— BEGIN Exercise material —
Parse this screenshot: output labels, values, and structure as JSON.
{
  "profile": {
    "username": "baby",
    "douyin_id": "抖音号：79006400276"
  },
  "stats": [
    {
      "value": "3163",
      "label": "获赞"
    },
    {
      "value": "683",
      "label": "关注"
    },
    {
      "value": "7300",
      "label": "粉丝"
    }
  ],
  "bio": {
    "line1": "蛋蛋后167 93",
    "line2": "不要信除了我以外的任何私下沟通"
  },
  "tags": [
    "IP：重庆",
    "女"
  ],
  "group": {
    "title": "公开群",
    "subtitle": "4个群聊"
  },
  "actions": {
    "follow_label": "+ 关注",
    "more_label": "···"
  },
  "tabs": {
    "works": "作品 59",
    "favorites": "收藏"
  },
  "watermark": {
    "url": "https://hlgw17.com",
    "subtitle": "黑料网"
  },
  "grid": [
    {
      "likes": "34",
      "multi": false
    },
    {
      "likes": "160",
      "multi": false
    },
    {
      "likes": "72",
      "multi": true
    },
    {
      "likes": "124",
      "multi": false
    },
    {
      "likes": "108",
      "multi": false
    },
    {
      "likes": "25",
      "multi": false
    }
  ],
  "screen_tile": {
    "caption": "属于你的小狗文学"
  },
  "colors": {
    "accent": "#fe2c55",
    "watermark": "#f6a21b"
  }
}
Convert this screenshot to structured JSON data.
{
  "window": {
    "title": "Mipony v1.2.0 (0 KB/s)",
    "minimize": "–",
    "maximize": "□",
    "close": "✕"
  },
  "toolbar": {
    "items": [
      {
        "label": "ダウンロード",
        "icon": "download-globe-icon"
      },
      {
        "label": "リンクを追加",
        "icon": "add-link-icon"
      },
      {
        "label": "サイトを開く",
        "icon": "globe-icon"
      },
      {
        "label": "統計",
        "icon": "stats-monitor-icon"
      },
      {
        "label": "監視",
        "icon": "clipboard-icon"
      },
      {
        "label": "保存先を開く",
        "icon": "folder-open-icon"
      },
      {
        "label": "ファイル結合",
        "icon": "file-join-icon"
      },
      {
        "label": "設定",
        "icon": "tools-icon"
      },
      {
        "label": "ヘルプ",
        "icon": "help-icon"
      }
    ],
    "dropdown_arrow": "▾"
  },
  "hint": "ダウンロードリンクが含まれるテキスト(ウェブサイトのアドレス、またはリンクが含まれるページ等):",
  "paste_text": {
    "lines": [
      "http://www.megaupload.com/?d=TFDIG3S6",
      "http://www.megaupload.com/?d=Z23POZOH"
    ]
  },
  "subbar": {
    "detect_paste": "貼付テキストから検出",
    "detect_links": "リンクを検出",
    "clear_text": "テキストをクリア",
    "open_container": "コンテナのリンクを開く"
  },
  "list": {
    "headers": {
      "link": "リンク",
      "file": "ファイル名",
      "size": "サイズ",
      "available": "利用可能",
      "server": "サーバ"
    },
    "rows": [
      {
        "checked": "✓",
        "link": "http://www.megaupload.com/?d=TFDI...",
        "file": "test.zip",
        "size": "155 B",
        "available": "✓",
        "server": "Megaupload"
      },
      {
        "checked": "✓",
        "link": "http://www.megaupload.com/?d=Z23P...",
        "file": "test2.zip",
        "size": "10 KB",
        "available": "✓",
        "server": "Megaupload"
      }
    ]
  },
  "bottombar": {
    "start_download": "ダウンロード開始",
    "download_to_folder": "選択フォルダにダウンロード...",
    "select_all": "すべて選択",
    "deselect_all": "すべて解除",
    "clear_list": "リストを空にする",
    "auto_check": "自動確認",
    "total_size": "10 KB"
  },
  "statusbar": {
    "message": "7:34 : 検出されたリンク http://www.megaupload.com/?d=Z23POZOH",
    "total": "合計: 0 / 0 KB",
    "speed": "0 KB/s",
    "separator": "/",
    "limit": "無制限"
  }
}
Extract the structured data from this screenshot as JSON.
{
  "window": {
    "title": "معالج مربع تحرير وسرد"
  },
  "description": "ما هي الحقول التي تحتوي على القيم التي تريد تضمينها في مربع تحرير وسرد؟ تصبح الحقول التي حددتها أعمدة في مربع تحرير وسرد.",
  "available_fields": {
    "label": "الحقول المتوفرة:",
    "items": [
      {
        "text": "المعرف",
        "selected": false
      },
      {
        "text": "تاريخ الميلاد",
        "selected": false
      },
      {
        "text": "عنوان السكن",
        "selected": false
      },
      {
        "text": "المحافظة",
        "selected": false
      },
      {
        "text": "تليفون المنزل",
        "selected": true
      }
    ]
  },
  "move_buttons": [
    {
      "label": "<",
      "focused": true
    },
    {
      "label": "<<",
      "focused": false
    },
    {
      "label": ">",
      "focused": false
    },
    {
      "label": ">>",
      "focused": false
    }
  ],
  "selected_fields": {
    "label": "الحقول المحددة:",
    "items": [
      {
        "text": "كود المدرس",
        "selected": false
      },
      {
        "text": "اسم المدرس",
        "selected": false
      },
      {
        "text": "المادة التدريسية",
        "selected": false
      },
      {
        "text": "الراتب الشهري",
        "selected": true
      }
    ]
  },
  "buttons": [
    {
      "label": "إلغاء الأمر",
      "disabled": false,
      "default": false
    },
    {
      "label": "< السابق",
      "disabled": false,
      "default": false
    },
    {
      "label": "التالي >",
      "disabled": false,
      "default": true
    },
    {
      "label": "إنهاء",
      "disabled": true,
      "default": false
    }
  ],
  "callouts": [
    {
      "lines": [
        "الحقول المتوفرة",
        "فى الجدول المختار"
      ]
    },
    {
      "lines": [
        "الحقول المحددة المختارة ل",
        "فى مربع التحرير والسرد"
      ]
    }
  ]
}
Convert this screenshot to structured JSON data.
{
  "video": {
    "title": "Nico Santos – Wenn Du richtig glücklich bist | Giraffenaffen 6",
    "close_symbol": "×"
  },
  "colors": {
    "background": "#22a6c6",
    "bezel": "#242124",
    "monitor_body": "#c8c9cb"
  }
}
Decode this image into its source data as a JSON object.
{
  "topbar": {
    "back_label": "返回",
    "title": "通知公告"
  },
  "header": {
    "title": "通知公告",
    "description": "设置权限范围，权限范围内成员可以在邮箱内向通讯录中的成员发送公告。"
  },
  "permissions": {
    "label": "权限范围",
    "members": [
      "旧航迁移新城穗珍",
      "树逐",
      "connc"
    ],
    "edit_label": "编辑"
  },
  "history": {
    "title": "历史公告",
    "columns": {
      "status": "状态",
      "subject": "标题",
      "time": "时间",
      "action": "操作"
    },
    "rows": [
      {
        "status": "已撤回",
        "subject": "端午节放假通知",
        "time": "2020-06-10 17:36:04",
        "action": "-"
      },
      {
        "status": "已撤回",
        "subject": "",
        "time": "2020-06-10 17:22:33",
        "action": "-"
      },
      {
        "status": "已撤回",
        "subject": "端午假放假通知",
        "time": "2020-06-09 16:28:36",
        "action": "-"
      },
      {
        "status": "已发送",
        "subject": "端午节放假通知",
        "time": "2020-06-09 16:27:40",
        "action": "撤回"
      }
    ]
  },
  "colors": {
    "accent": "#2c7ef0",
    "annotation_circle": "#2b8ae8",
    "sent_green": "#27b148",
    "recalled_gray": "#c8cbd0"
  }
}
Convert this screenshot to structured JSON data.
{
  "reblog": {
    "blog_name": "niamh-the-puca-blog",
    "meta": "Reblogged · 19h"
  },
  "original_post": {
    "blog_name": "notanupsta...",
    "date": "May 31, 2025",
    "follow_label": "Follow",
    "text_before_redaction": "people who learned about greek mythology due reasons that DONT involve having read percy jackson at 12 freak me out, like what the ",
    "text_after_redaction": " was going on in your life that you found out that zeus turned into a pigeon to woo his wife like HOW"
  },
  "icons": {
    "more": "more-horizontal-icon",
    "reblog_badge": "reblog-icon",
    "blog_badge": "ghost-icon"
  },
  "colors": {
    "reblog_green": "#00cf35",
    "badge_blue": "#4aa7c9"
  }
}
— END Exercise material —
Short problem:
Count every line of the material above that holds the string "مربع", then state only the total.

Full solution:
3